● **WHAT TO WORK ON**
Repeat every record below exactly as it appears.

>> START RECORDS SUPPLIED

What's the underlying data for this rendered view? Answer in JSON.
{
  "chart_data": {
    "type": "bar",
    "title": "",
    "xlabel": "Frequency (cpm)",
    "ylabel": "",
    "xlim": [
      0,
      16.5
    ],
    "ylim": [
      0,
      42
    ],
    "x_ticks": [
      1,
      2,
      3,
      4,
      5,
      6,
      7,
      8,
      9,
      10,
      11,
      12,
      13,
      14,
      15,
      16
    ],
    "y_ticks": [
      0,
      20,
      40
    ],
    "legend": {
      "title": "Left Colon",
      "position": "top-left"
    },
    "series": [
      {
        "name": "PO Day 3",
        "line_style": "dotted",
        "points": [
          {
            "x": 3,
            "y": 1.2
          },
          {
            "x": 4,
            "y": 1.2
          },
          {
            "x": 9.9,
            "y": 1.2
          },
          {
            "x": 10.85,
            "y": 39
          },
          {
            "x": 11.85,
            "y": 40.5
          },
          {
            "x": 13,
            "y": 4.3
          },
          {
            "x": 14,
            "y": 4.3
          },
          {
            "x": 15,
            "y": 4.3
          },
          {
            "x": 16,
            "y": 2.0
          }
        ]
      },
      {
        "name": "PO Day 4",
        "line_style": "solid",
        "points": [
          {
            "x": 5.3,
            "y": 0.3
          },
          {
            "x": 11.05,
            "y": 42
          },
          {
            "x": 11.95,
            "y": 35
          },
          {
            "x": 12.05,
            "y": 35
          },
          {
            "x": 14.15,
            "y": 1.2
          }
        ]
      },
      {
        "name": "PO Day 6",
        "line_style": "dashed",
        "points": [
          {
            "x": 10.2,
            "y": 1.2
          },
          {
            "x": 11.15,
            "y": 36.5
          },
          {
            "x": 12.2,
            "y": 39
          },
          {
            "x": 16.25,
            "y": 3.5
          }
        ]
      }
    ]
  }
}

>> END RECORDS SUPPLIED

● **TASK RESPONSE**
What's the underlying data for this rendered view? Answer in JSON.
{
  "chart_data": {
    "type": "bar",
    "title": "",
    "xlabel": "Frequency (cpm)",
    "ylabel": "",
    "xlim": [
      0,
      16.5
    ],
    "ylim": [
      0,
      42
    ],
    "x_ticks": [
      1,
      2,
      3,
      4,
      5,
      6,
      7,
      8,
      9,
      10,
      11,
      12,
      13,
      14,
      15,
      16
    ],
    "y_ticks": [
      0,
      20,
      40
    ],
    "legend": {
      "title": "Left Colon",
      "position": "top-left"
    },
    "series": [
      {
        "name": "PO Day 3",
        "line_style": "dotted",
        "points": [
          {
            "x": 3,
            "y": 1.2
          },
          {
            "x": 4,
            "y": 1.2
          },
          {
            "x": 9.9,
            "y": 1.2
          },
          {
            "x": 10.85,
            "y": 39
          },
          {
            "x": 11.85,
            "y": 40.5
          },
          {
            "x": 13,
            "y": 4.3
          },
          {
            "x": 14,
            "y": 4.3
          },
          {
            "x": 15,
            "y": 4.3
          },
          {
            "x": 16,
            "y": 2.0
          }
        ]
      },
      {
        "name": "PO Day 4",
        "line_style": "solid",
        "points": [
          {
            "x": 5.3,
            "y": 0.3
          },
          {
            "x": 11.05,
            "y": 42
          },
          {
            "x": 11.95,
            "y": 35
          },
          {
            "x": 12.05,
            "y": 35
          },
          {
            "x": 14.15,
            "y": 1.2
          }
        ]
      },
      {
        "name": "PO Day 6",
        "line_style": "dashed",
        "points": [
          {
            "x": 10.2,
            "y": 1.2
          },
          {
            "x": 11.15,
            "y": 36.5
          },
          {
            "x": 12.2,
            "y": 39
          },
          {
            "x": 16.25,
            "y": 3.5
          }
        ]
      }
    ]
  }
}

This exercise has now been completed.